--- Task to complete ---
Please give the entries again in full and exactly, without any picture.

--- Records for processing ---
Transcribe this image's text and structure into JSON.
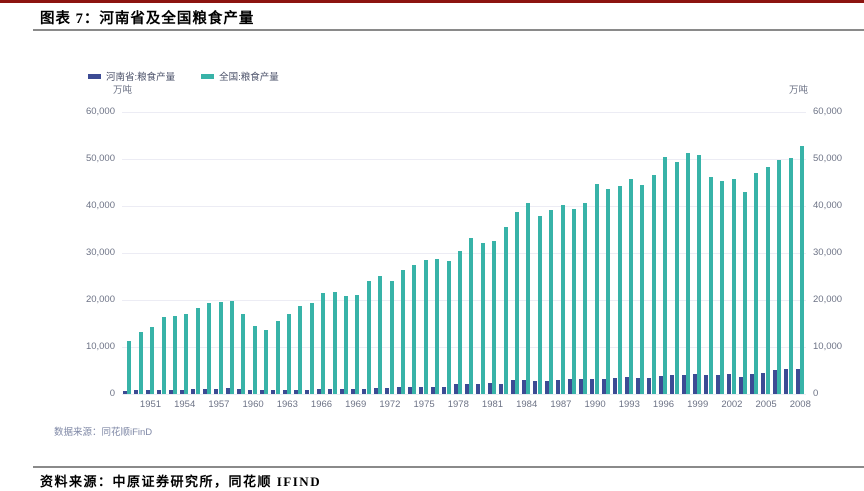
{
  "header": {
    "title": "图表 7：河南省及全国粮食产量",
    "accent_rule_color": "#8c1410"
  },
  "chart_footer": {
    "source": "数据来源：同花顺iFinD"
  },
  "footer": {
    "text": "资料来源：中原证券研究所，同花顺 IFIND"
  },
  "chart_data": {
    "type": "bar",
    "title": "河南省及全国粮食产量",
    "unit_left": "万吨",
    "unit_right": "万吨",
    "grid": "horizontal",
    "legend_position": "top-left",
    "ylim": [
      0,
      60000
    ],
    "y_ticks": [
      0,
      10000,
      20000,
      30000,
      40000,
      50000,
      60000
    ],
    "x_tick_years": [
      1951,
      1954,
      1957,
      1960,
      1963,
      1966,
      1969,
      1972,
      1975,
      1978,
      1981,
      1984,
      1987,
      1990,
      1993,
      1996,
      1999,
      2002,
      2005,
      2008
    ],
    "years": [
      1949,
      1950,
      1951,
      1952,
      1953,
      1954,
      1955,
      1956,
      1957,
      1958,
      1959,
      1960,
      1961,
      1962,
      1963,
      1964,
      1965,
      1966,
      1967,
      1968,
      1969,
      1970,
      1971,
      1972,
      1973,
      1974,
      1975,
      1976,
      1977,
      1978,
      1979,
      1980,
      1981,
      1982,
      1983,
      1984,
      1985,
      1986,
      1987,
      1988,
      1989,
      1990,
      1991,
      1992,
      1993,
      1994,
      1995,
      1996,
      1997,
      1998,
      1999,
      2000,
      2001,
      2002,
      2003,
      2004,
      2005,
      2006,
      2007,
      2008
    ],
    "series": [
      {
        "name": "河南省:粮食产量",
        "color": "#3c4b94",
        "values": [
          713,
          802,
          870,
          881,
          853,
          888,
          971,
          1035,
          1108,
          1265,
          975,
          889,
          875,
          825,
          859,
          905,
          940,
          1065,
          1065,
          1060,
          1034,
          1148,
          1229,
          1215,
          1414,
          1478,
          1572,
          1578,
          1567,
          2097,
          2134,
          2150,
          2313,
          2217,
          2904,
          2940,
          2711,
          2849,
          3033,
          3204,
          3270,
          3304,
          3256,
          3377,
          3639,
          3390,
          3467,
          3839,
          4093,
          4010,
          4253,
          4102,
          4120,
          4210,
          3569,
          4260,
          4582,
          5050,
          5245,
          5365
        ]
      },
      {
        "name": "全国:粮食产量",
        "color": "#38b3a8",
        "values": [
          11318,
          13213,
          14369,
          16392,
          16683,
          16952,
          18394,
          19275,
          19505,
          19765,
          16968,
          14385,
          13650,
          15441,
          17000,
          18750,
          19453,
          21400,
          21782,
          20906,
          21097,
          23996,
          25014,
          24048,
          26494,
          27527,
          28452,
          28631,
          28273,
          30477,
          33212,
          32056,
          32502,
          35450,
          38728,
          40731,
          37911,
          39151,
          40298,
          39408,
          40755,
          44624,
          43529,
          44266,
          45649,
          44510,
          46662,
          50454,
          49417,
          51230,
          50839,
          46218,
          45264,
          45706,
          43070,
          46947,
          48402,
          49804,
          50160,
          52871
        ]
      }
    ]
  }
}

--- Correct result ---
Transcribe this image's text and structure into JSON.
{
  "header": {
    "title": "图表 7：河南省及全国粮食产量",
    "accent_rule_color": "#8c1410"
  },
  "chart_footer": {
    "source": "数据来源：同花顺iFinD"
  },
  "footer": {
    "text": "资料来源：中原证券研究所，同花顺 IFIND"
  },
  "chart_data": {
    "type": "bar",
    "title": "河南省及全国粮食产量",
    "unit_left": "万吨",
    "unit_right": "万吨",
    "grid": "horizontal",
    "legend_position": "top-left",
    "ylim": [
      0,
      60000
    ],
    "y_ticks": [
      0,
      10000,
      20000,
      30000,
      40000,
      50000,
      60000
    ],
    "x_tick_years": [
      1951,
      1954,
      1957,
      1960,
      1963,
      1966,
      1969,
      1972,
      1975,
      1978,
      1981,
      1984,
      1987,
      1990,
      1993,
      1996,
      1999,
      2002,
      2005,
      2008
    ],
    "years": [
      1949,
      1950,
      1951,
      1952,
      1953,
      1954,
      1955,
      1956,
      1957,
      1958,
      1959,
      1960,
      1961,
      1962,
      1963,
      1964,
      1965,
      1966,
      1967,
      1968,
      1969,
      1970,
      1971,
      1972,
      1973,
      1974,
      1975,
      1976,
      1977,
      1978,
      1979,
      1980,
      1981,
      1982,
      1983,
      1984,
      1985,
      1986,
      1987,
      1988,
      1989,
      1990,
      1991,
      1992,
      1993,
      1994,
      1995,
      1996,
      1997,
      1998,
      1999,
      2000,
      2001,
      2002,
      2003,
      2004,
      2005,
      2006,
      2007,
      2008
    ],
    "series": [
      {
        "name": "河南省:粮食产量",
        "color": "#3c4b94",
        "values": [
          713,
          802,
          870,
          881,
          853,
          888,
          971,
          1035,
          1108,
          1265,
          975,
          889,
          875,
          825,
          859,
          905,
          940,
          1065,
          1065,
          1060,
          1034,
          1148,
          1229,
          1215,
          1414,
          1478,
          1572,
          1578,
          1567,
          2097,
          2134,
          2150,
          2313,
          2217,
          2904,
          2940,
          2711,
          2849,
          3033,
          3204,
          3270,
          3304,
          3256,
          3377,
          3639,
          3390,
          3467,
          3839,
          4093,
          4010,
          4253,
          4102,
          4120,
          4210,
          3569,
          4260,
          4582,
          5050,
          5245,
          5365
        ]
      },
      {
        "name": "全国:粮食产量",
        "color": "#38b3a8",
        "values": [
          11318,
          13213,
          14369,
          16392,
          16683,
          16952,
          18394,
          19275,
          19505,
          19765,
          16968,
          14385,
          13650,
          15441,
          17000,
          18750,
          19453,
          21400,
          21782,
          20906,
          21097,
          23996,
          25014,
          24048,
          26494,
          27527,
          28452,
          28631,
          28273,
          30477,
          33212,
          32056,
          32502,
          35450,
          38728,
          40731,
          37911,
          39151,
          40298,
          39408,
          40755,
          44624,
          43529,
          44266,
          45649,
          44510,
          46662,
          50454,
          49417,
          51230,
          50839,
          46218,
          45264,
          45706,
          43070,
          46947,
          48402,
          49804,
          50160,
          52871
        ]
      }
    ]
  }
}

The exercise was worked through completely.